# EXERCISE INSTRUCTIONS
Collect all lines containing the word "content" from the data.

*** ENTRIES ***

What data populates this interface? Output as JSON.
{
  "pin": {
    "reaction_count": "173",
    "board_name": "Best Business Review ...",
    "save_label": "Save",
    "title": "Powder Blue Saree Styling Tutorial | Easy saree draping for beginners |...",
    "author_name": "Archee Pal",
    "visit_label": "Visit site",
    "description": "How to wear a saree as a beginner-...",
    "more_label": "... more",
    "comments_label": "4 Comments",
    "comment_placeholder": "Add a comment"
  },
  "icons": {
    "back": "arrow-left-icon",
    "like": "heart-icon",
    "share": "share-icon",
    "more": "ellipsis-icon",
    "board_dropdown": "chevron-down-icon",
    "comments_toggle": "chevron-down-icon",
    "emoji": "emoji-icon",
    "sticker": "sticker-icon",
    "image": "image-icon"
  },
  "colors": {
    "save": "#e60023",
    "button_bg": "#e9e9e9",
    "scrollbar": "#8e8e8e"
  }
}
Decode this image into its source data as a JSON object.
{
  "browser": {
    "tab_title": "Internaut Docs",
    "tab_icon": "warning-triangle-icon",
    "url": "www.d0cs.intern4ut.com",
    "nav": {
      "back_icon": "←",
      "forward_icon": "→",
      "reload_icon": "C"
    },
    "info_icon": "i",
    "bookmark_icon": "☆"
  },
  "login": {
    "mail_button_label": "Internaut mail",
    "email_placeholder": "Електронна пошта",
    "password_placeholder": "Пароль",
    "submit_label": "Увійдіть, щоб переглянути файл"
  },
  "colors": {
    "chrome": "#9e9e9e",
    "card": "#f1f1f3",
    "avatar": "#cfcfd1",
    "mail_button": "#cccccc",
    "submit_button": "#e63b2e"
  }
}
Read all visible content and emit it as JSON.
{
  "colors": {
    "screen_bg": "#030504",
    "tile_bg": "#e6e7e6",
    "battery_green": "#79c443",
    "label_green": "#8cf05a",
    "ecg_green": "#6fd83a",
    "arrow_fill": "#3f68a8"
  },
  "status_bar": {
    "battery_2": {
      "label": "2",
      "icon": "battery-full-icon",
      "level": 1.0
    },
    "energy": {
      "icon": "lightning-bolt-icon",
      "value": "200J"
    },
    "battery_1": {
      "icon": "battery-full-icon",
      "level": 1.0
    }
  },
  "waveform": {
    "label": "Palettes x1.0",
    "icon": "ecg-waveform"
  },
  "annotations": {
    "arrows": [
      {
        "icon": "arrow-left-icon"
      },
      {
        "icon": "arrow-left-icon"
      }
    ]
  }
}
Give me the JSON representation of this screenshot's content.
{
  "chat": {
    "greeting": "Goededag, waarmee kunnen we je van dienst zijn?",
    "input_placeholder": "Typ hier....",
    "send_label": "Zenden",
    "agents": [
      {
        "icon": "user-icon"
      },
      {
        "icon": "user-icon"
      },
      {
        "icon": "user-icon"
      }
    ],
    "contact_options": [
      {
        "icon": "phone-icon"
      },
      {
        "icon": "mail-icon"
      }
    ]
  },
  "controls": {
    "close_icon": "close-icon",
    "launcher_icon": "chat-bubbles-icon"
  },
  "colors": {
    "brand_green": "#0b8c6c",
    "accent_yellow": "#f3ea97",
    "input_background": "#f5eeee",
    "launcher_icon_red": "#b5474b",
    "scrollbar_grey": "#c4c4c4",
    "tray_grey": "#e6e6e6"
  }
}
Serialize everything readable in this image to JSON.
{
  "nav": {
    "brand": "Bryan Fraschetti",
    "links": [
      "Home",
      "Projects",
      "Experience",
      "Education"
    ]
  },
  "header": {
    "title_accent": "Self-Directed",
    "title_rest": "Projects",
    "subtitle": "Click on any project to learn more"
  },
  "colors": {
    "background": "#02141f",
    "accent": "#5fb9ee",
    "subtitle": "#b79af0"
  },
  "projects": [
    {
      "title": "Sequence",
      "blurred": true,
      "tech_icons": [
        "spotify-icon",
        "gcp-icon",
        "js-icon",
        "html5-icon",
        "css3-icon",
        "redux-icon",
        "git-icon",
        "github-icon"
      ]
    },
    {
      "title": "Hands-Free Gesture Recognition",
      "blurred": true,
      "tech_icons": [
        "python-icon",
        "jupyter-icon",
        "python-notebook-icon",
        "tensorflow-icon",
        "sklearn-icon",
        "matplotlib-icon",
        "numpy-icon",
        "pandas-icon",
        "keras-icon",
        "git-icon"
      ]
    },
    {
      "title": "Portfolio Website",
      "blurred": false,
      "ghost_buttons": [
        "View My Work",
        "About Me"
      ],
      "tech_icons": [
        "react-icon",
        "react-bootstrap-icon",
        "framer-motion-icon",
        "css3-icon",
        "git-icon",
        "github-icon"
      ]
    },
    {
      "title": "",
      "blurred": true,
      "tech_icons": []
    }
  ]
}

***

# ANSWER TO THIS TASK
Read all visible content and emit it as JSON.
Give me the JSON representation of this screenshot's content.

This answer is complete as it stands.